Source records.
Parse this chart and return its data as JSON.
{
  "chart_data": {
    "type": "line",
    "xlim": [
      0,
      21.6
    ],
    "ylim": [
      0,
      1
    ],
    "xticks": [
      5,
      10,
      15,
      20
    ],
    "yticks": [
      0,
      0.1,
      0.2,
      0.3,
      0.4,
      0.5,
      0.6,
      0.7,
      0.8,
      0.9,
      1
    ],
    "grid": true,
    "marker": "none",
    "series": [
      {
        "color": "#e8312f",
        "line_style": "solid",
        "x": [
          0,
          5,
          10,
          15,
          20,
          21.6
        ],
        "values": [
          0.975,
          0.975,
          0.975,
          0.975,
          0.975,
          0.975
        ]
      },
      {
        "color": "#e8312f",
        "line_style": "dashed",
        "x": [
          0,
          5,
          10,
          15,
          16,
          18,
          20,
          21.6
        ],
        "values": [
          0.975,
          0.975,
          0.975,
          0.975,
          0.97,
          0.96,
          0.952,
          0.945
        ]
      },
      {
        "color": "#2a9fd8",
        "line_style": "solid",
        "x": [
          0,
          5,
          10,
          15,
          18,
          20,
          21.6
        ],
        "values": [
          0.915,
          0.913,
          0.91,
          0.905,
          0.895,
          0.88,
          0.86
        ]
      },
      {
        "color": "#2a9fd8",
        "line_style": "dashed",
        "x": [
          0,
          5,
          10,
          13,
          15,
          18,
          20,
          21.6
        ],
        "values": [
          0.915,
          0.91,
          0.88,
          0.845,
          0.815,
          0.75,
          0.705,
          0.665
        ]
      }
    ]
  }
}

Objective. Write out the material exactly as given.

Task solution.
Parse this chart and return its data as JSON.
{
  "chart_data": {
    "type": "line",
    "xlim": [
      0,
      21.6
    ],
    "ylim": [
      0,
      1
    ],
    "xticks": [
      5,
      10,
      15,
      20
    ],
    "yticks": [
      0,
      0.1,
      0.2,
      0.3,
      0.4,
      0.5,
      0.6,
      0.7,
      0.8,
      0.9,
      1
    ],
    "grid": true,
    "marker": "none",
    "series": [
      {
        "color": "#e8312f",
        "line_style": "solid",
        "x": [
          0,
          5,
          10,
          15,
          20,
          21.6
        ],
        "values": [
          0.975,
          0.975,
          0.975,
          0.975,
          0.975,
          0.975
        ]
      },
      {
        "color": "#e8312f",
        "line_style": "dashed",
        "x": [
          0,
          5,
          10,
          15,
          16,
          18,
          20,
          21.6
        ],
        "values": [
          0.975,
          0.975,
          0.975,
          0.975,
          0.97,
          0.96,
          0.952,
          0.945
        ]
      },
      {
        "color": "#2a9fd8",
        "line_style": "solid",
        "x": [
          0,
          5,
          10,
          15,
          18,
          20,
          21.6
        ],
        "values": [
          0.915,
          0.913,
          0.91,
          0.905,
          0.895,
          0.88,
          0.86
        ]
      },
      {
        "color": "#2a9fd8",
        "line_style": "dashed",
        "x": [
          0,
          5,
          10,
          13,
          15,
          18,
          20,
          21.6
        ],
        "values": [
          0.915,
          0.91,
          0.88,
          0.845,
          0.815,
          0.75,
          0.705,
          0.665
        ]
      }
    ]
  }
}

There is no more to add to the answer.